* Task requirements
Work out how many lines hold "grid". Give the number and nothing else.

* Entries shown
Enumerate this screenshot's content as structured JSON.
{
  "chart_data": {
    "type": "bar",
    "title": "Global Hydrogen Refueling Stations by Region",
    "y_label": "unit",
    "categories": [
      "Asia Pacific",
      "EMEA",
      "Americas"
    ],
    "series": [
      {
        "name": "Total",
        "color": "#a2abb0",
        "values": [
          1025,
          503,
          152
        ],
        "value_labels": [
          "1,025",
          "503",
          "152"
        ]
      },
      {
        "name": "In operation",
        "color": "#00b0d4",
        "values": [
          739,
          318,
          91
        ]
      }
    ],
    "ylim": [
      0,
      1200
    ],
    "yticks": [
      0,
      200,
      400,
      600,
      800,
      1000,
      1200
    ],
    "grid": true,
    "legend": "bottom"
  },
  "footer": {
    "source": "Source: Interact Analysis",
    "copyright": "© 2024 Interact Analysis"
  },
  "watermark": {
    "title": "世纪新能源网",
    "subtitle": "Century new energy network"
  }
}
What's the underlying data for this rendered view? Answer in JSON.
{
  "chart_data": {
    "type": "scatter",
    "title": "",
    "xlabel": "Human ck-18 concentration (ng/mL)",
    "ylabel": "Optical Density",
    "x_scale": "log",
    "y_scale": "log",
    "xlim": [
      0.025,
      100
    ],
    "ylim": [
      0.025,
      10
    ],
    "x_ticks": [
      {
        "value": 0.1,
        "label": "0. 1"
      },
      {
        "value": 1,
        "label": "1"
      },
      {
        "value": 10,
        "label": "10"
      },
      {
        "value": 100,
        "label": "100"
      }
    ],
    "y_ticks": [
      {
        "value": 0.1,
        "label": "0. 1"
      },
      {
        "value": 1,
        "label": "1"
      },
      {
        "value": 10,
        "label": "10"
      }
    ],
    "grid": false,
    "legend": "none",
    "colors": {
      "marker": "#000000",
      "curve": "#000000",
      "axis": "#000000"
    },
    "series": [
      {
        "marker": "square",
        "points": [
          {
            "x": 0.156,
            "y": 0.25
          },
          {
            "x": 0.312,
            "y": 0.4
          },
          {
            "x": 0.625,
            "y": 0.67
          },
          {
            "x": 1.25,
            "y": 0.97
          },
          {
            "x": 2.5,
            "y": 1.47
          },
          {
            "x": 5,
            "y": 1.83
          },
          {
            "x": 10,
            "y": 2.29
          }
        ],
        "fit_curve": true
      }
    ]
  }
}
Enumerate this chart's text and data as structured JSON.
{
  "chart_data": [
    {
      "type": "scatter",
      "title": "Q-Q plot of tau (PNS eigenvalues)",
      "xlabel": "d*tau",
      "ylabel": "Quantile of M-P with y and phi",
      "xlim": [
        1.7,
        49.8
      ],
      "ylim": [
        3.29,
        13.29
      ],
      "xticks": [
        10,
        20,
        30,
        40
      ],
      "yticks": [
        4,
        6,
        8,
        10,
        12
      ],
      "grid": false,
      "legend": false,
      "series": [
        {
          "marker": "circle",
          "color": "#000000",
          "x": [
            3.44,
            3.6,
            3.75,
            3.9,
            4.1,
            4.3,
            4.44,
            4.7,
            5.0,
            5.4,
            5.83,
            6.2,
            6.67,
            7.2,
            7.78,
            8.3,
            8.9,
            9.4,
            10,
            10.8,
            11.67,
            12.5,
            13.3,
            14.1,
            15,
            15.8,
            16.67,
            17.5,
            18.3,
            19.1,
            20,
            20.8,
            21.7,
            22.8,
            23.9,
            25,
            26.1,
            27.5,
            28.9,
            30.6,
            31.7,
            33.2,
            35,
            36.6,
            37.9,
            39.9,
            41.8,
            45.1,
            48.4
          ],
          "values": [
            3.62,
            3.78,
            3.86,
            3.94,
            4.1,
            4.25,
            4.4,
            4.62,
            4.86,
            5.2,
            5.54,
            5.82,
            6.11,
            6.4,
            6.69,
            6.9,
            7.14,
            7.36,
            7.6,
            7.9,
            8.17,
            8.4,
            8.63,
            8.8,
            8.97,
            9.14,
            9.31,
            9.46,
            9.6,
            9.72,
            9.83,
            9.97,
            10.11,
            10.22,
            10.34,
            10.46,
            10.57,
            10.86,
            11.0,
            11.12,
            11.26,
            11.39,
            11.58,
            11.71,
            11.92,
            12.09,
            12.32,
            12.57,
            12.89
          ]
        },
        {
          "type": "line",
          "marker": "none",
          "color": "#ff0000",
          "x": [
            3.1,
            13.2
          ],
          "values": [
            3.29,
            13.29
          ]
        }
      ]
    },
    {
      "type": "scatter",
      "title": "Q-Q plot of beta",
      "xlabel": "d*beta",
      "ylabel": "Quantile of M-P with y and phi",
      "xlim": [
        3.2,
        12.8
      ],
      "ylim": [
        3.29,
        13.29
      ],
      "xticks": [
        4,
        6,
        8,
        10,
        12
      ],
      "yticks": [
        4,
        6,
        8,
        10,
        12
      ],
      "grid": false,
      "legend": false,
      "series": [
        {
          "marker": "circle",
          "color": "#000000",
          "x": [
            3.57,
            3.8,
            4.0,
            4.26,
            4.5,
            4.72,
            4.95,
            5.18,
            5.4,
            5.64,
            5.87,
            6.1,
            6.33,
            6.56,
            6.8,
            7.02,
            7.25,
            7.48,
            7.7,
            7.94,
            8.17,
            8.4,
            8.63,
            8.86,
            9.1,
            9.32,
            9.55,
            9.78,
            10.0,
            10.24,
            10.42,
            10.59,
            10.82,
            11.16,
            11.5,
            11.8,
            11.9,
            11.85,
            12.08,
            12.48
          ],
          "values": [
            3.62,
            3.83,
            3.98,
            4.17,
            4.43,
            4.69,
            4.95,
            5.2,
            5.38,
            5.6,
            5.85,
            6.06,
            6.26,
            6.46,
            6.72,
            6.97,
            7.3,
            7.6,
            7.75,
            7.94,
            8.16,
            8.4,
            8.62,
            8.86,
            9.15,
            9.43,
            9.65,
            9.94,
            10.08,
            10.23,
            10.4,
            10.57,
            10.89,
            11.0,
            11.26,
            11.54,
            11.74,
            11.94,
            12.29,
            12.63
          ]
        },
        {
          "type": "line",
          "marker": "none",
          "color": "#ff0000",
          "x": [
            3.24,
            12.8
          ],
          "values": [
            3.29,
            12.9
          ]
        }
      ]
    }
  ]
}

* Exercise response
4